Find how many lines of the listing below include the word "thumb", then report the number by itself.

═════ Information provided ═════

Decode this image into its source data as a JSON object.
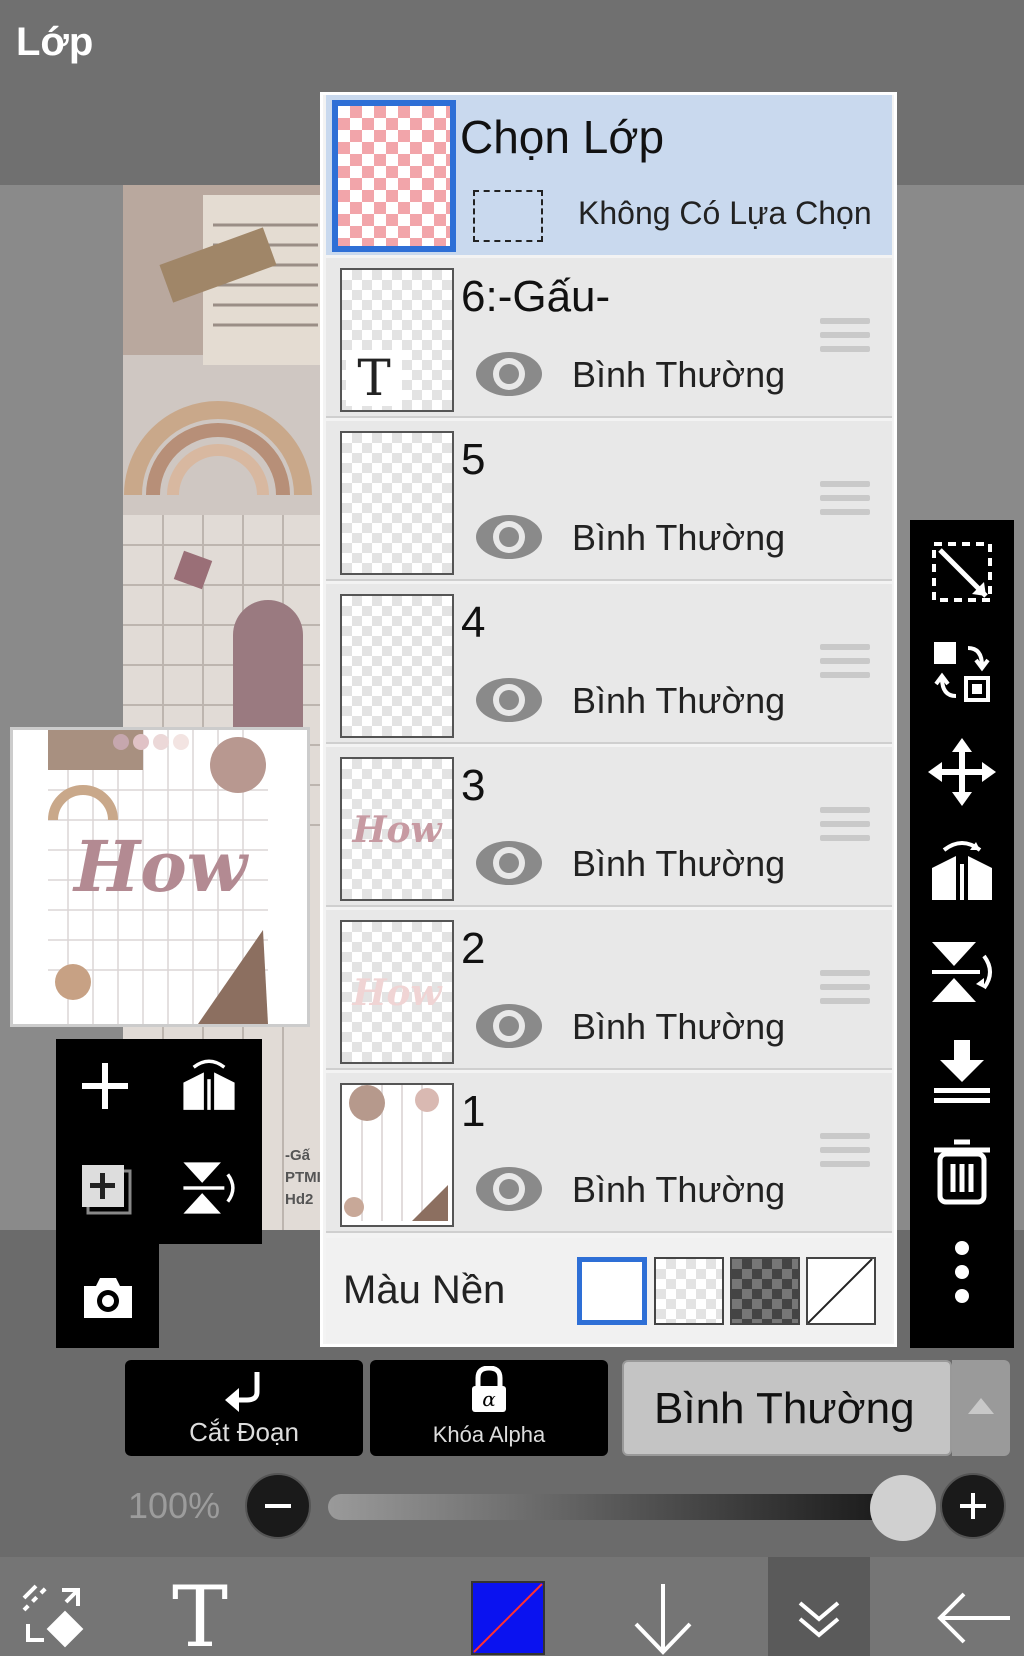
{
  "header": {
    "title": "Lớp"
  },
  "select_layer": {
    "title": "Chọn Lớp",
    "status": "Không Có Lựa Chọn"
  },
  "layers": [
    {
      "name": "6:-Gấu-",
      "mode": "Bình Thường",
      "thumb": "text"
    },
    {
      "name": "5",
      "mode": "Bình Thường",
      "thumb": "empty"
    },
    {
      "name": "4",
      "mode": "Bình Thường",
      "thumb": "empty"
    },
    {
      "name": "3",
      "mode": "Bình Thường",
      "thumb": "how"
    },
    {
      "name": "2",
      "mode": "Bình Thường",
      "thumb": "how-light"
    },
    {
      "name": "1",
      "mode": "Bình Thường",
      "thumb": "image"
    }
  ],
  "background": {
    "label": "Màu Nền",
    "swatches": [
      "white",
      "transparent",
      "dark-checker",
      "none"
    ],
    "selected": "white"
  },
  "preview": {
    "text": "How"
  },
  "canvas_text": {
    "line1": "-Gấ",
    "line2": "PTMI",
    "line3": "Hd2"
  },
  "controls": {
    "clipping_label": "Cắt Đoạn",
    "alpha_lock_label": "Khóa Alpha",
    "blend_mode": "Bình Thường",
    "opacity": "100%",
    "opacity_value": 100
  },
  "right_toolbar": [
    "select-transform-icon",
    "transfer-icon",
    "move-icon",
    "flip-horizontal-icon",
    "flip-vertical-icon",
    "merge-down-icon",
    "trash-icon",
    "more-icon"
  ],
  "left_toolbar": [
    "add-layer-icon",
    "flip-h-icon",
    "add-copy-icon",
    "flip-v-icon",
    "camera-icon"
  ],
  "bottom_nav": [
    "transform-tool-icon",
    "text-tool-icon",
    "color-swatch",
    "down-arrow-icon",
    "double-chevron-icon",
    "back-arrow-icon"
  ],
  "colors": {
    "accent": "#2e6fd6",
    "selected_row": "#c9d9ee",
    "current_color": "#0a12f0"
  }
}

═════
═════ Information provided ═════

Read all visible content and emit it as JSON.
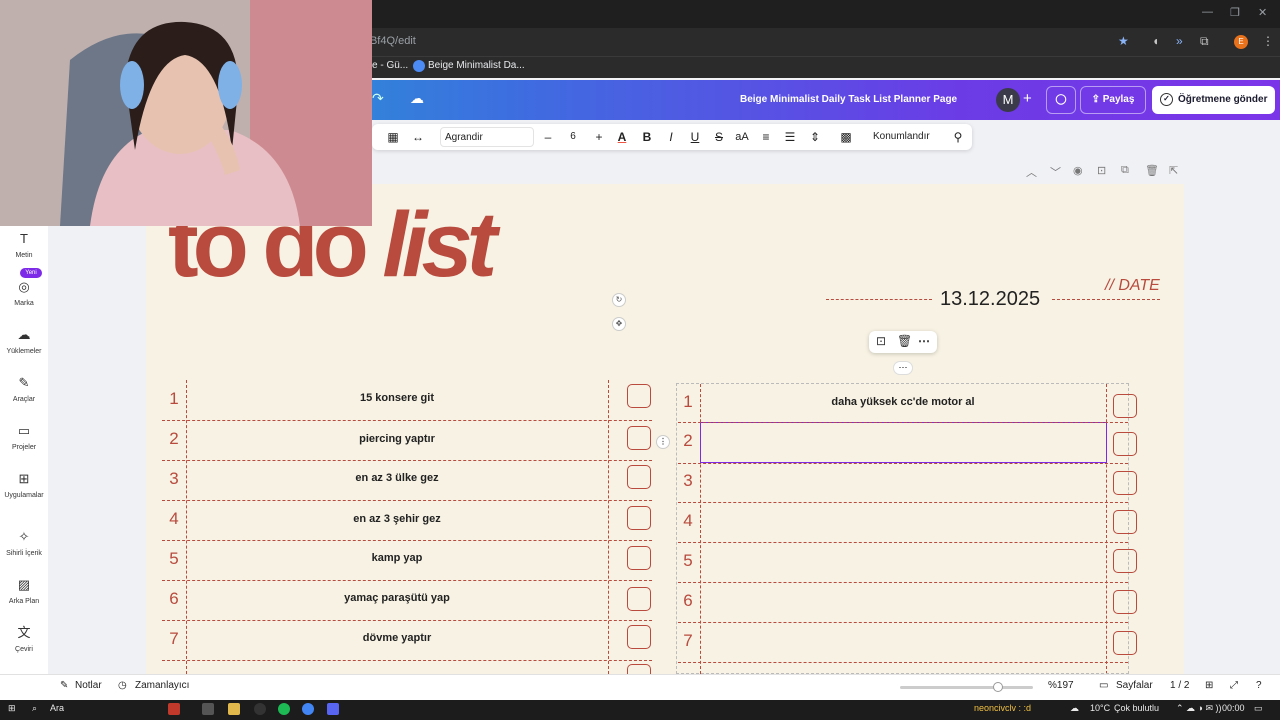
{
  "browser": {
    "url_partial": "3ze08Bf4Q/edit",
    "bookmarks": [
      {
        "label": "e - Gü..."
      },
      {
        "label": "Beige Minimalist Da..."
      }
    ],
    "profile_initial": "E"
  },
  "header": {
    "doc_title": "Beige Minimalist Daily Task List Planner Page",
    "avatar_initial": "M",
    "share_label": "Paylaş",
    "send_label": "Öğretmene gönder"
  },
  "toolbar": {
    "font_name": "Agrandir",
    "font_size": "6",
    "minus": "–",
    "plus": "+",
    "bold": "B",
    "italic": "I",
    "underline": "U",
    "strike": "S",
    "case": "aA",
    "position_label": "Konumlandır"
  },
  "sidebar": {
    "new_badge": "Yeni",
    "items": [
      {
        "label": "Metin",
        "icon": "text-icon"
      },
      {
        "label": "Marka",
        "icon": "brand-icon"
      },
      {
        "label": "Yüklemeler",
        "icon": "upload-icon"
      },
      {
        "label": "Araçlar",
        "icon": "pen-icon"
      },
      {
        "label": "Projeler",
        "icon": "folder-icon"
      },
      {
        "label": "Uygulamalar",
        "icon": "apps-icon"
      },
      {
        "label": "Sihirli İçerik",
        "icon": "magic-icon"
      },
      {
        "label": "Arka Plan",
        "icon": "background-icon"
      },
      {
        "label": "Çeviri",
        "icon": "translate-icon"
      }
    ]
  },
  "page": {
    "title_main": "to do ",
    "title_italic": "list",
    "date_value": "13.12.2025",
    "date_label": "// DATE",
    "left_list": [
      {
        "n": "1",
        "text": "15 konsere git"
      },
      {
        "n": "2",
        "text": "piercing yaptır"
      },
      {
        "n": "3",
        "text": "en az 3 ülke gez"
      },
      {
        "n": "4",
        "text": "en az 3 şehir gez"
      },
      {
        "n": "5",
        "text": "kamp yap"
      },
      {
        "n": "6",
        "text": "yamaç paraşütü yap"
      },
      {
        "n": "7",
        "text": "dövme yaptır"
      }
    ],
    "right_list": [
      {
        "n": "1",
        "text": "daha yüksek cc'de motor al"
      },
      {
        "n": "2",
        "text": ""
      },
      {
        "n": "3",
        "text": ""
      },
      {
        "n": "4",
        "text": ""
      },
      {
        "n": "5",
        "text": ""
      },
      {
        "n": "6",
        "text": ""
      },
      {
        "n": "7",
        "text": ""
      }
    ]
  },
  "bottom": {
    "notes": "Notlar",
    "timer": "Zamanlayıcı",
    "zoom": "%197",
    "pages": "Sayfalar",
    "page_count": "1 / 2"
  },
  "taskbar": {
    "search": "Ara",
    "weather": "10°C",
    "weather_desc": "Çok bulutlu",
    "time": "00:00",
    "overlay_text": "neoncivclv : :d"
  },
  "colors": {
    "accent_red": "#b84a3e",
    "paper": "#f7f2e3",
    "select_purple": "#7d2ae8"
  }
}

═════

* [Output for this task]:
6